(Dati sulla posizione degli elementi)
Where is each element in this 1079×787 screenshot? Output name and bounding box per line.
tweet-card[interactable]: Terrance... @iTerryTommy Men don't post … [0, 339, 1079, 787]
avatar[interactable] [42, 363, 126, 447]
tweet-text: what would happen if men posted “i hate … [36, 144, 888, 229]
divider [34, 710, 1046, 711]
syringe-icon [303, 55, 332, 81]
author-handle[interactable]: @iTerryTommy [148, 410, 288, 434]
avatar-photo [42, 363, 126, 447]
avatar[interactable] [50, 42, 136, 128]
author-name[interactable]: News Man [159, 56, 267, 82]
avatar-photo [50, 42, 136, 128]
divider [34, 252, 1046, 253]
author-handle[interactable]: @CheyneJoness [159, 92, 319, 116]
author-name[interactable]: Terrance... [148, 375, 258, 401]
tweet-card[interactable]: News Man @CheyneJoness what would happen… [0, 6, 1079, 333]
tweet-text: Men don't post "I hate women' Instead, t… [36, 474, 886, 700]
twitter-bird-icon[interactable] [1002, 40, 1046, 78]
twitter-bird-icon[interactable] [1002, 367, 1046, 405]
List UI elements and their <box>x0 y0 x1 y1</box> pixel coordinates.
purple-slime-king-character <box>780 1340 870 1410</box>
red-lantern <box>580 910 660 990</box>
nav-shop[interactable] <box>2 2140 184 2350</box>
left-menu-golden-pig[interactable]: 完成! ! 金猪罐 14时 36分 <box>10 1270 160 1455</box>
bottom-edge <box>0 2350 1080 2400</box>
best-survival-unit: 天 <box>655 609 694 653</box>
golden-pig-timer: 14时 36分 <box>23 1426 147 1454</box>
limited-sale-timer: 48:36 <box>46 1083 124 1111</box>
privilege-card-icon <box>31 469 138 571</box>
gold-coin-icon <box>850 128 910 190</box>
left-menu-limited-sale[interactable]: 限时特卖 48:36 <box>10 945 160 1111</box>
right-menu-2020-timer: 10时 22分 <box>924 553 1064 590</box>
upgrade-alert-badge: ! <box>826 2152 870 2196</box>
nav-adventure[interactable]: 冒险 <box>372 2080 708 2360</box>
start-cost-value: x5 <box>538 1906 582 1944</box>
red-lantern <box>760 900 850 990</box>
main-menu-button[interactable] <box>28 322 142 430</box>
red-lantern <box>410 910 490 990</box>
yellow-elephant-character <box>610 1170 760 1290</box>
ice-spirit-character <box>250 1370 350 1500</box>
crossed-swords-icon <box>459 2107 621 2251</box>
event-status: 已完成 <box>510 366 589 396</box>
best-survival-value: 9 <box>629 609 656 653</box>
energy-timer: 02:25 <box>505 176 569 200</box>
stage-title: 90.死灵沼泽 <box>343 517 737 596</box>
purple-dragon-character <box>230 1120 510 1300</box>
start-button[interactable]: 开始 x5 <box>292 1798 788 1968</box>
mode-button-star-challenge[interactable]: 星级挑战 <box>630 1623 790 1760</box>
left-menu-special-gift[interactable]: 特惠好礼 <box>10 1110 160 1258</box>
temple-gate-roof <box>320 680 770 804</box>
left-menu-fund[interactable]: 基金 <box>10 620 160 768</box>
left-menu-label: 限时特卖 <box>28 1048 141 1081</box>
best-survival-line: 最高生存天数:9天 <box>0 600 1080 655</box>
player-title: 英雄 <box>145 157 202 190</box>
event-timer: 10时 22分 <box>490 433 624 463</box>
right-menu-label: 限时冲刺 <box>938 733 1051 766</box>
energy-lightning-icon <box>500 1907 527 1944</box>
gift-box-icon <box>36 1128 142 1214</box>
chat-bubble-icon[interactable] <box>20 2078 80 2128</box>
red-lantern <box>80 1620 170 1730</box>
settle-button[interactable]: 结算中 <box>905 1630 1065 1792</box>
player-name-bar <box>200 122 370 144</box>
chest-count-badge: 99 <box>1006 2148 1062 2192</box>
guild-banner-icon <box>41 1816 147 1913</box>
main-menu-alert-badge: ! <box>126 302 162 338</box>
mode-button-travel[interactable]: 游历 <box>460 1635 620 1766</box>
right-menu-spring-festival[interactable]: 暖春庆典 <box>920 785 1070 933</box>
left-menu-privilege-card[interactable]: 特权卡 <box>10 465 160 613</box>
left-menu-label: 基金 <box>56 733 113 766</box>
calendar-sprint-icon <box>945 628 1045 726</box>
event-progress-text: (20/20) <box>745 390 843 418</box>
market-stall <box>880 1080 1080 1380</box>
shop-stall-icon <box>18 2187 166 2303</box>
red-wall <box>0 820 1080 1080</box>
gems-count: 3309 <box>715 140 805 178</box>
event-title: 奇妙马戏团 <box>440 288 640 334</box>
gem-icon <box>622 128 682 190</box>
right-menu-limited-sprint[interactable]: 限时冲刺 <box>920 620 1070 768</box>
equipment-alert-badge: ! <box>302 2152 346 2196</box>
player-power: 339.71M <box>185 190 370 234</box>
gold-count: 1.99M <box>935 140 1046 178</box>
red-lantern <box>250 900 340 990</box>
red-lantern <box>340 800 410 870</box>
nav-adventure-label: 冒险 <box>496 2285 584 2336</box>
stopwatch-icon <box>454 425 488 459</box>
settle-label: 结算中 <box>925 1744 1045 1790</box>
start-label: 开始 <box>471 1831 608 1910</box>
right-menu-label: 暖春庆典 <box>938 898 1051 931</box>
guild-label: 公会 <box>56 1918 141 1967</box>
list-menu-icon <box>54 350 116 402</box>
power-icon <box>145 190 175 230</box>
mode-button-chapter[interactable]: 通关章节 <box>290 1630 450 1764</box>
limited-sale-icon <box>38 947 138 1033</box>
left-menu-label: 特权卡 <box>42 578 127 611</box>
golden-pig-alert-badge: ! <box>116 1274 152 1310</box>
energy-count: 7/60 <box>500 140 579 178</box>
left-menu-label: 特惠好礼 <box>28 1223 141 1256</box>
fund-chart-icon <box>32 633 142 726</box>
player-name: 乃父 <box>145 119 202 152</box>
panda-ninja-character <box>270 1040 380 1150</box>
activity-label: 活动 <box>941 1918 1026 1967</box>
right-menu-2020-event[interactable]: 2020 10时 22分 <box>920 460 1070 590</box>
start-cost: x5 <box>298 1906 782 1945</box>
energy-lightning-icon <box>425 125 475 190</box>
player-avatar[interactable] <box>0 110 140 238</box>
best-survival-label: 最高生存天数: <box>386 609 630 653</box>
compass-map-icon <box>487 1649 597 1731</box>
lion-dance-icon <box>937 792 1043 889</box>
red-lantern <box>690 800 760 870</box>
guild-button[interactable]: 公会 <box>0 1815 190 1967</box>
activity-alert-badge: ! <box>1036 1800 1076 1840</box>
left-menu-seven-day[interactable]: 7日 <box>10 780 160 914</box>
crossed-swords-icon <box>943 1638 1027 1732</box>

# Problema:
Riscrivi tutte le righe sostituendo "red-lantern" con "paper-lantern" e lascia invariato tutto il resto.

# Risposta finale:
Where is each element in this 1079×787 screenshot? Output name and bounding box per line.
tweet-card[interactable]: Terrance... @iTerryTommy Men don't post … [0, 339, 1079, 787]
avatar[interactable] [42, 363, 126, 447]
tweet-text: what would happen if men posted “i hate … [36, 144, 888, 229]
divider [34, 710, 1046, 711]
syringe-icon [303, 55, 332, 81]
author-handle[interactable]: @iTerryTommy [148, 410, 288, 434]
avatar-photo [42, 363, 126, 447]
avatar[interactable] [50, 42, 136, 128]
author-name[interactable]: News Man [159, 56, 267, 82]
avatar-photo [50, 42, 136, 128]
divider [34, 252, 1046, 253]
author-handle[interactable]: @CheyneJoness [159, 92, 319, 116]
author-name[interactable]: Terrance... [148, 375, 258, 401]
tweet-card[interactable]: News Man @CheyneJoness what would happen… [0, 6, 1079, 333]
tweet-text: Men don't post "I hate women' Instead, t… [36, 474, 886, 700]
twitter-bird-icon[interactable] [1002, 40, 1046, 78]
twitter-bird-icon[interactable] [1002, 367, 1046, 405]
List UI elements and their <box>x0 y0 x1 y1</box> pixel coordinates.
purple-slime-king-character <box>780 1340 870 1410</box>
paper-lantern <box>580 910 660 990</box>
nav-shop[interactable] <box>2 2140 184 2350</box>
left-menu-golden-pig[interactable]: 完成! ! 金猪罐 14时 36分 <box>10 1270 160 1455</box>
bottom-edge <box>0 2350 1080 2400</box>
best-survival-unit: 天 <box>655 609 694 653</box>
golden-pig-timer: 14时 36分 <box>23 1426 147 1454</box>
limited-sale-timer: 48:36 <box>46 1083 124 1111</box>
privilege-card-icon <box>31 469 138 571</box>
gold-coin-icon <box>850 128 910 190</box>
left-menu-limited-sale[interactable]: 限时特卖 48:36 <box>10 945 160 1111</box>
right-menu-2020-timer: 10时 22分 <box>924 553 1064 590</box>
upgrade-alert-badge: ! <box>826 2152 870 2196</box>
nav-adventure[interactable]: 冒险 <box>372 2080 708 2360</box>
start-cost-value: x5 <box>538 1906 582 1944</box>
paper-lantern <box>760 900 850 990</box>
main-menu-button[interactable] <box>28 322 142 430</box>
paper-lantern <box>410 910 490 990</box>
yellow-elephant-character <box>610 1170 760 1290</box>
ice-spirit-character <box>250 1370 350 1500</box>
crossed-swords-icon <box>459 2107 621 2251</box>
event-status: 已完成 <box>510 366 589 396</box>
best-survival-value: 9 <box>629 609 656 653</box>
energy-timer: 02:25 <box>505 176 569 200</box>
stage-title: 90.死灵沼泽 <box>343 517 737 596</box>
purple-dragon-character <box>230 1120 510 1300</box>
start-button[interactable]: 开始 x5 <box>292 1798 788 1968</box>
mode-button-star-challenge[interactable]: 星级挑战 <box>630 1623 790 1760</box>
left-menu-special-gift[interactable]: 特惠好礼 <box>10 1110 160 1258</box>
temple-gate-roof <box>320 680 770 804</box>
left-menu-fund[interactable]: 基金 <box>10 620 160 768</box>
left-menu-label: 限时特卖 <box>28 1048 141 1081</box>
best-survival-line: 最高生存天数:9天 <box>0 600 1080 655</box>
player-title: 英雄 <box>145 157 202 190</box>
event-timer: 10时 22分 <box>490 433 624 463</box>
right-menu-label: 限时冲刺 <box>938 733 1051 766</box>
energy-lightning-icon <box>500 1907 527 1944</box>
gift-box-icon <box>36 1128 142 1214</box>
chat-bubble-icon[interactable] <box>20 2078 80 2128</box>
paper-lantern <box>80 1620 170 1730</box>
settle-button[interactable]: 结算中 <box>905 1630 1065 1792</box>
player-name-bar <box>200 122 370 144</box>
chest-count-badge: 99 <box>1006 2148 1062 2192</box>
guild-banner-icon <box>41 1816 147 1913</box>
main-menu-alert-badge: ! <box>126 302 162 338</box>
mode-button-travel[interactable]: 游历 <box>460 1635 620 1766</box>
right-menu-spring-festival[interactable]: 暖春庆典 <box>920 785 1070 933</box>
left-menu-privilege-card[interactable]: 特权卡 <box>10 465 160 613</box>
left-menu-label: 基金 <box>56 733 113 766</box>
calendar-sprint-icon <box>945 628 1045 726</box>
event-progress-text: (20/20) <box>745 390 843 418</box>
market-stall <box>880 1080 1080 1380</box>
shop-stall-icon <box>18 2187 166 2303</box>
red-wall <box>0 820 1080 1080</box>
gems-count: 3309 <box>715 140 805 178</box>
event-title: 奇妙马戏团 <box>440 288 640 334</box>
gem-icon <box>622 128 682 190</box>
right-menu-limited-sprint[interactable]: 限时冲刺 <box>920 620 1070 768</box>
equipment-alert-badge: ! <box>302 2152 346 2196</box>
player-power: 339.71M <box>185 190 370 234</box>
gold-count: 1.99M <box>935 140 1046 178</box>
paper-lantern <box>250 900 340 990</box>
paper-lantern <box>340 800 410 870</box>
nav-adventure-label: 冒险 <box>496 2285 584 2336</box>
stopwatch-icon <box>454 425 488 459</box>
settle-label: 结算中 <box>925 1744 1045 1790</box>
start-label: 开始 <box>471 1831 608 1910</box>
right-menu-label: 暖春庆典 <box>938 898 1051 931</box>
guild-label: 公会 <box>56 1918 141 1967</box>
list-menu-icon <box>54 350 116 402</box>
power-icon <box>145 190 175 230</box>
mode-button-chapter[interactable]: 通关章节 <box>290 1630 450 1764</box>
limited-sale-icon <box>38 947 138 1033</box>
left-menu-label: 特权卡 <box>42 578 127 611</box>
golden-pig-alert-badge: ! <box>116 1274 152 1310</box>
energy-count: 7/60 <box>500 140 579 178</box>
left-menu-label: 特惠好礼 <box>28 1223 141 1256</box>
fund-chart-icon <box>32 633 142 726</box>
player-name: 乃父 <box>145 119 202 152</box>
panda-ninja-character <box>270 1040 380 1150</box>
activity-label: 活动 <box>941 1918 1026 1967</box>
right-menu-2020-event[interactable]: 2020 10时 22分 <box>920 460 1070 590</box>
start-cost: x5 <box>298 1906 782 1945</box>
energy-lightning-icon <box>425 125 475 190</box>
player-avatar[interactable] <box>0 110 140 238</box>
best-survival-label: 最高生存天数: <box>386 609 630 653</box>
compass-map-icon <box>487 1649 597 1731</box>
lion-dance-icon <box>937 792 1043 889</box>
paper-lantern <box>690 800 760 870</box>
guild-button[interactable]: 公会 <box>0 1815 190 1967</box>
activity-alert-badge: ! <box>1036 1800 1076 1840</box>
left-menu-seven-day[interactable]: 7日 <box>10 780 160 914</box>
crossed-swords-icon <box>943 1638 1027 1732</box>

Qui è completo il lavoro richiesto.